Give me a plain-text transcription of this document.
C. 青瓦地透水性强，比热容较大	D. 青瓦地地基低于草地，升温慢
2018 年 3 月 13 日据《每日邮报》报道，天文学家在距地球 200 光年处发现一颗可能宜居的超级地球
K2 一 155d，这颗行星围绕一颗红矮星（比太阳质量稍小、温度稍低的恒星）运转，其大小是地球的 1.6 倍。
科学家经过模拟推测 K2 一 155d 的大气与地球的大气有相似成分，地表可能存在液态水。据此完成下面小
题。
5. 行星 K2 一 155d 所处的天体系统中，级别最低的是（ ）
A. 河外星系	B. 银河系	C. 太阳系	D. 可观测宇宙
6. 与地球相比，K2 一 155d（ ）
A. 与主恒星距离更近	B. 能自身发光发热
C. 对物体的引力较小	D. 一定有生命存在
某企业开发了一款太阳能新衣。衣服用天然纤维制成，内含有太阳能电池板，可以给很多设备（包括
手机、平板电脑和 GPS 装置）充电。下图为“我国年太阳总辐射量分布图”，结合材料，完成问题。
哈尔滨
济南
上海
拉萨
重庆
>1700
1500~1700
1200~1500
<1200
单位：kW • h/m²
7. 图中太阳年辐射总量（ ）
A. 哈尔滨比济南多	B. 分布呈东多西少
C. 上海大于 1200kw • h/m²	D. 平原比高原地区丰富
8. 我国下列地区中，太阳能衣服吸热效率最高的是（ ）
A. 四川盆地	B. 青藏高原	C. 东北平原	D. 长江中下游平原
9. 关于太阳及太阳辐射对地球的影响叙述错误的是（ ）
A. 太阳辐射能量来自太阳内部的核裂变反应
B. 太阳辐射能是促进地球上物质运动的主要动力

==

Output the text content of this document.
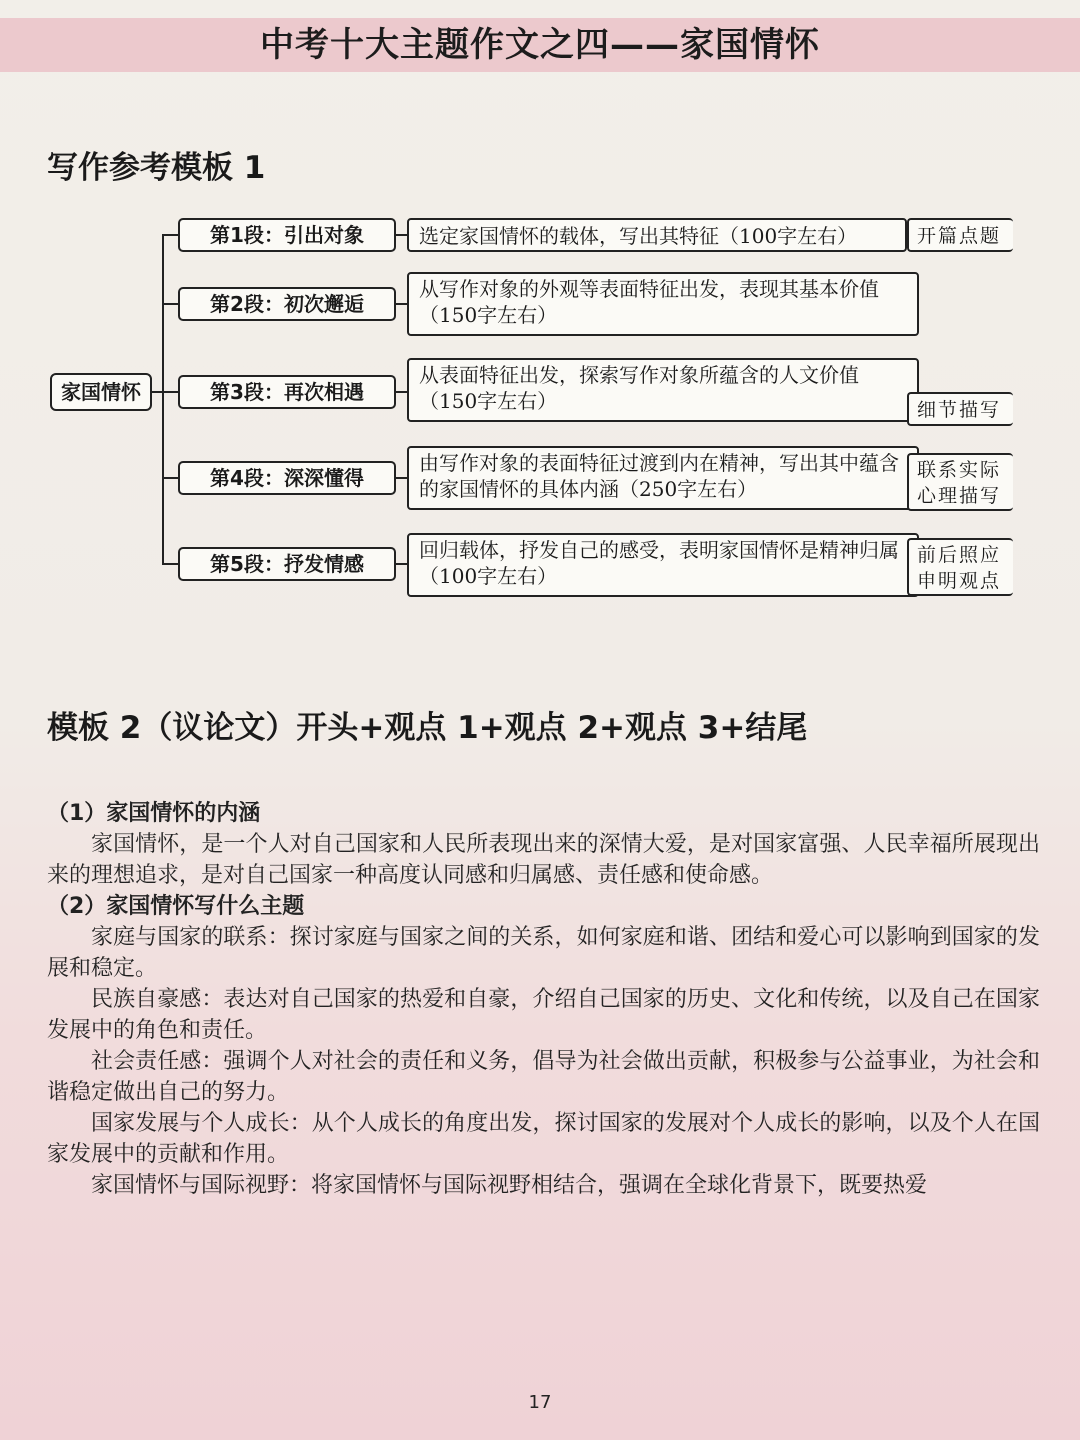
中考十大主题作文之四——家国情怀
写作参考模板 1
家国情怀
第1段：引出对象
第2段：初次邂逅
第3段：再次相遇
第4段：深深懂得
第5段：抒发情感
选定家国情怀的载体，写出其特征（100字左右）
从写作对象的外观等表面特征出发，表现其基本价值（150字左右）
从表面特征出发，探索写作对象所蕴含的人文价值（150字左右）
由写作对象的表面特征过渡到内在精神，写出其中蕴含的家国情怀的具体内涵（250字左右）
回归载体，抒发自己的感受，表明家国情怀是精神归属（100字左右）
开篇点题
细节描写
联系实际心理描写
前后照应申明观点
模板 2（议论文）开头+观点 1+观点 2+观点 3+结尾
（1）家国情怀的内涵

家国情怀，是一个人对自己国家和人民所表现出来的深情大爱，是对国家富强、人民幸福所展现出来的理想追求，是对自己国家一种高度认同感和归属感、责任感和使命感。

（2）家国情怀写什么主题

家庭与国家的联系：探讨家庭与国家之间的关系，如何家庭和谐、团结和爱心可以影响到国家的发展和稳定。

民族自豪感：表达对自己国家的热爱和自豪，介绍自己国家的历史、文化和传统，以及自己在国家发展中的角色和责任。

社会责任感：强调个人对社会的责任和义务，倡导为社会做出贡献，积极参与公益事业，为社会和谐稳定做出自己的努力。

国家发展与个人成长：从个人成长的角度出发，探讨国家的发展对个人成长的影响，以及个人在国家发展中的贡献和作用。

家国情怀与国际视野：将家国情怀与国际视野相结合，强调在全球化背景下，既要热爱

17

- **WHAT YOU HAVE TO DO**: Lines that hold the word "text" are the ones to return, every one of them.

- **WRITTEN REPLY**:
Give me a plain-text transcription of this document.
Output the text content of this document.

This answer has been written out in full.